PARTES DEL EJERCICIO:
1 – En el texto sobre la víspera de Reyes en la Plaza del Castillo, ¿qué exigían los cientos de hombres y mujeres que apoyaban al pueblo palestino?
2 – Escribe la continuación del texto sobre la víspera de Reyes en la Plaza del Castillo a partir de su última oración.

TEXTO EXTRAÍDO:

Una tarde de víspera de reyes a escasos metros del kiosco de la Plaza del Castillo puede contenerlo todo. Dejando al margen el resto de una ciudad ansiosa por acabar compras y encargos, por llegar a citas y obligaciones, el imaginado centro-centro de Pamplona explicaba por sí mismo la vida que nos rodea, la grande y la chica. En el cogollo de la plaza, el mercadillo navideño y su ir y venir y, en una esquina, los abanderados italianos con sus malabares, tambores y trompetas.
Mientras, ahondando en la próxima Epifanía, los dromedarios daban vueltas por un precio a los chiquillos y en su paseo, de saber leer, hubieran podido entender los carteles que portaban cuatro personas contra la explotación de los animales por diversión. Pocos metros más allá, unos cientos de hombres y mujeres hacían oír su voz en apoyo al pueblo palestino, exigiendo la libertad de los muchos sanitarios detenidos y secuestrados.

(Entradas guardadas)
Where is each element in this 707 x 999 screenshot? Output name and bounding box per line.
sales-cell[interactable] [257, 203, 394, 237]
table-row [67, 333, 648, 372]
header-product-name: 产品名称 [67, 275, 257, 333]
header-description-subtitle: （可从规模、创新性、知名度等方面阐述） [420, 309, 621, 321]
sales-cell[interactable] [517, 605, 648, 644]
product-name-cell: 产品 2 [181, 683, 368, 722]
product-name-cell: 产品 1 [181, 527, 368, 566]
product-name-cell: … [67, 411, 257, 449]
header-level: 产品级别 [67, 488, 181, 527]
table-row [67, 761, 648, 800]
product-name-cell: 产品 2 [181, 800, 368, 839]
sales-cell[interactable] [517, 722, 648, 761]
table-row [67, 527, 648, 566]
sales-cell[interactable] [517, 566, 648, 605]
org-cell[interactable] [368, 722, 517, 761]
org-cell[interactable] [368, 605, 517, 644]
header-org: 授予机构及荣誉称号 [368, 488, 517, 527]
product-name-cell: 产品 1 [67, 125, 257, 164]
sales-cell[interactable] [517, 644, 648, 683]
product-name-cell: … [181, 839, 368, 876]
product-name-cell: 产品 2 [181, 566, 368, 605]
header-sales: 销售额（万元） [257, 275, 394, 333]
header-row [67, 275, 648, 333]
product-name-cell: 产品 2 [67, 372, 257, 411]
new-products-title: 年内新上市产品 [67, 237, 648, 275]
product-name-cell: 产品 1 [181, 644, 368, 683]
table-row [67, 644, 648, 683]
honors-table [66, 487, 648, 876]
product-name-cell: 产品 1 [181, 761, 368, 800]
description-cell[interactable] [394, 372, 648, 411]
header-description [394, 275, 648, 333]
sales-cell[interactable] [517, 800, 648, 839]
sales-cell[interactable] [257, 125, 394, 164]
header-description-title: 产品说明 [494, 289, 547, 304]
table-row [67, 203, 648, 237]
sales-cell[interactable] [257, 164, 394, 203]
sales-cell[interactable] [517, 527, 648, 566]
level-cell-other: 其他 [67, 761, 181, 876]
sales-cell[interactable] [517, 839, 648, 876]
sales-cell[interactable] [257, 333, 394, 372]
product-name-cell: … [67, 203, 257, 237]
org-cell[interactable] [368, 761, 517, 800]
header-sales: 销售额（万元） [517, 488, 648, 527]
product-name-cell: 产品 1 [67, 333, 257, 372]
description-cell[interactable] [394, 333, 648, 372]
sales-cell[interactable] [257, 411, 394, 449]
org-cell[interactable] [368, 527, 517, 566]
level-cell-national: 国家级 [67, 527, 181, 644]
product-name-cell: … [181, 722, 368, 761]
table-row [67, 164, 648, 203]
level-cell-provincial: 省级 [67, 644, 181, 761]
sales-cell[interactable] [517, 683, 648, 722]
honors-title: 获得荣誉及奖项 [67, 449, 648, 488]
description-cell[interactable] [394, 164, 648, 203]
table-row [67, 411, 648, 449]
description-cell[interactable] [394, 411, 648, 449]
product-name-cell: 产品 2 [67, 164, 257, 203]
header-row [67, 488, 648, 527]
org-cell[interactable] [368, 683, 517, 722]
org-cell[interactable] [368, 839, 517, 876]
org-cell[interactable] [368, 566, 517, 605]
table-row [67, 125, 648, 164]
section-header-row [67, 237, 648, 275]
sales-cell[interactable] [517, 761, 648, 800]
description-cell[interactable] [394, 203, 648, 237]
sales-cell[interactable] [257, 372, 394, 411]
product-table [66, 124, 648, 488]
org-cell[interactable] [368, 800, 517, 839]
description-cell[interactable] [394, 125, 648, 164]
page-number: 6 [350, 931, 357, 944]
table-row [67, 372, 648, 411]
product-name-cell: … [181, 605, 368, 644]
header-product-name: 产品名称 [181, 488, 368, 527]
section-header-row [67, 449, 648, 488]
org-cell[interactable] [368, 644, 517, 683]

LISTA DE RESPUESTAS:
1 – Exigían la libertad de los muchos sanitarios detenidos y secuestrados.

2 –
Reclamaban a las autoridades que no sean complacientes ni pasivas ante este genocidio en el que miles de niños han sido asesinados, que apuesten por políticas de boicot contra Israel, cuyo ejército ha acabado con todos los hospitales, sus enfermos y cuidadores y, por ende, con el sistema sanitario de Palestina. Una plaza puede soportar toda la alegría y la tristeza del mundo.